### The request
From the entries below, copy every line where the string "Нижегородской" appears.

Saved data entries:

━━━━━━━━━━━━━━━━━━━━━━━━━━━━━━

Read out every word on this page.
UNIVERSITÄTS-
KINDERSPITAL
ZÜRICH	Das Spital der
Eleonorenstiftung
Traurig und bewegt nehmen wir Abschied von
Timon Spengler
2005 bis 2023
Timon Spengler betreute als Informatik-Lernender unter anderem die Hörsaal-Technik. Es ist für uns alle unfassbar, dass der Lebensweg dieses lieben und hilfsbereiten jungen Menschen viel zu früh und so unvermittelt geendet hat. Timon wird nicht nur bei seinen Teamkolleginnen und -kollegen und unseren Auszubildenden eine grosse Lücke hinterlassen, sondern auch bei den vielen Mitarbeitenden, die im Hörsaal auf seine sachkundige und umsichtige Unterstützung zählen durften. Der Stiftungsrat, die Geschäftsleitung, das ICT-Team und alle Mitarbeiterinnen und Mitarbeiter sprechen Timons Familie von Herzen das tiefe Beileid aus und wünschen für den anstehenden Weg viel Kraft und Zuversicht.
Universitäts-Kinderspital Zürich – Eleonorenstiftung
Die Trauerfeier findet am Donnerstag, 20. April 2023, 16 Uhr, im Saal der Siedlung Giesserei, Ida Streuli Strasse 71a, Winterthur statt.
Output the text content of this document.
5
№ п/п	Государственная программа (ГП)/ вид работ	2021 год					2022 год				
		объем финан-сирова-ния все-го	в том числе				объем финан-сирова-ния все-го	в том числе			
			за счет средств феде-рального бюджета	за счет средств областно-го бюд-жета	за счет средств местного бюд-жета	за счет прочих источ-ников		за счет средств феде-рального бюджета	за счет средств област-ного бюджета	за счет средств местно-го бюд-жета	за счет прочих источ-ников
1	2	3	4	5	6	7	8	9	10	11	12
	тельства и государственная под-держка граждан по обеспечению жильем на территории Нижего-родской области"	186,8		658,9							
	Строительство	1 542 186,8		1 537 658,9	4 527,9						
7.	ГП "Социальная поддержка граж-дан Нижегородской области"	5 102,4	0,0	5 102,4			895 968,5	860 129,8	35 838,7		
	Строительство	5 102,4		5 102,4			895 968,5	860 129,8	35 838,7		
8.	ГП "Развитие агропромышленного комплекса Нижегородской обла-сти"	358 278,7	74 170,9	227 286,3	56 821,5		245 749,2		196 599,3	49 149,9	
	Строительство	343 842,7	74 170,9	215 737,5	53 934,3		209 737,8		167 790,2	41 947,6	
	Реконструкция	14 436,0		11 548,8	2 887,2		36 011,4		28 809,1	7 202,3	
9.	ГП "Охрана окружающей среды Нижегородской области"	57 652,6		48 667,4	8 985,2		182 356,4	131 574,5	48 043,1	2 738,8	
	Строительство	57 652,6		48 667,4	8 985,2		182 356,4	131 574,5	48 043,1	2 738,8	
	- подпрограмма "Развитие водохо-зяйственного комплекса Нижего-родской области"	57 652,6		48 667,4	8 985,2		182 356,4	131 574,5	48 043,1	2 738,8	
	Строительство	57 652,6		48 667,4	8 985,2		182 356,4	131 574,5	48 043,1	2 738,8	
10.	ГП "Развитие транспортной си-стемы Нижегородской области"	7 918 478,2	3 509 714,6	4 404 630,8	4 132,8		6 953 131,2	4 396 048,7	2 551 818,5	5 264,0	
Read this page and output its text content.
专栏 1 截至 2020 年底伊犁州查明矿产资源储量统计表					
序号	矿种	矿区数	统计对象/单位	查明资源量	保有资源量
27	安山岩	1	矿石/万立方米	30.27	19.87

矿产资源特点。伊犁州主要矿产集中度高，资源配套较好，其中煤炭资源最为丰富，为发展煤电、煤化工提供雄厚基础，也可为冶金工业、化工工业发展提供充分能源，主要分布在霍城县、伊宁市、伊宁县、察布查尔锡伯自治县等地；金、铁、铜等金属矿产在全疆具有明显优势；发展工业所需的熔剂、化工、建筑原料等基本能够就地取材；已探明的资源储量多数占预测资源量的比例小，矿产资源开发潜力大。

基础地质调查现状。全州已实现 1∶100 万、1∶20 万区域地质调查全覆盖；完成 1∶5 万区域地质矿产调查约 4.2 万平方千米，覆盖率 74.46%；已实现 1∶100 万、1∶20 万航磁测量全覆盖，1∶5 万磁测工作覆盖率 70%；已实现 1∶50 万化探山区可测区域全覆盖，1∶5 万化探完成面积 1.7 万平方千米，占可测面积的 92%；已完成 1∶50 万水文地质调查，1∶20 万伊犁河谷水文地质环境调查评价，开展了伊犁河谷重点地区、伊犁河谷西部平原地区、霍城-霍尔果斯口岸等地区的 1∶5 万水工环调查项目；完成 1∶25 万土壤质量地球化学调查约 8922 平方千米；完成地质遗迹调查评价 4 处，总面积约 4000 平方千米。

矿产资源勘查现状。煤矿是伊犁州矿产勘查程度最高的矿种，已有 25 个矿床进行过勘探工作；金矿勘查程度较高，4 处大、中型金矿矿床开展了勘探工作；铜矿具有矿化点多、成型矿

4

━━━━━━━━━━━━━━━━━━━━━━━━━━━━━━

### Correct output
7.	ГП "Социальная поддержка граж-дан Нижегородской области"	5 102,4	0,0	5 102,4			895 968,5	860 129,8	35 838,7		
8.	ГП "Развитие агропромышленного комплекса Нижегородской обла-сти"	358 278,7	74 170,9	227 286,3	56 821,5		245 749,2		196 599,3	49 149,9	
9.	ГП "Охрана окружающей среды Нижегородской области"	57 652,6		48 667,4	8 985,2		182 356,4	131 574,5	48 043,1	2 738,8	
10.	ГП "Развитие транспортной си-стемы Нижегородской области"	7 918 478,2	3 509 714,6	4 404 630,8	4 132,8		6 953 131,2	4 396 048,7	2 551 818,5	5 264,0	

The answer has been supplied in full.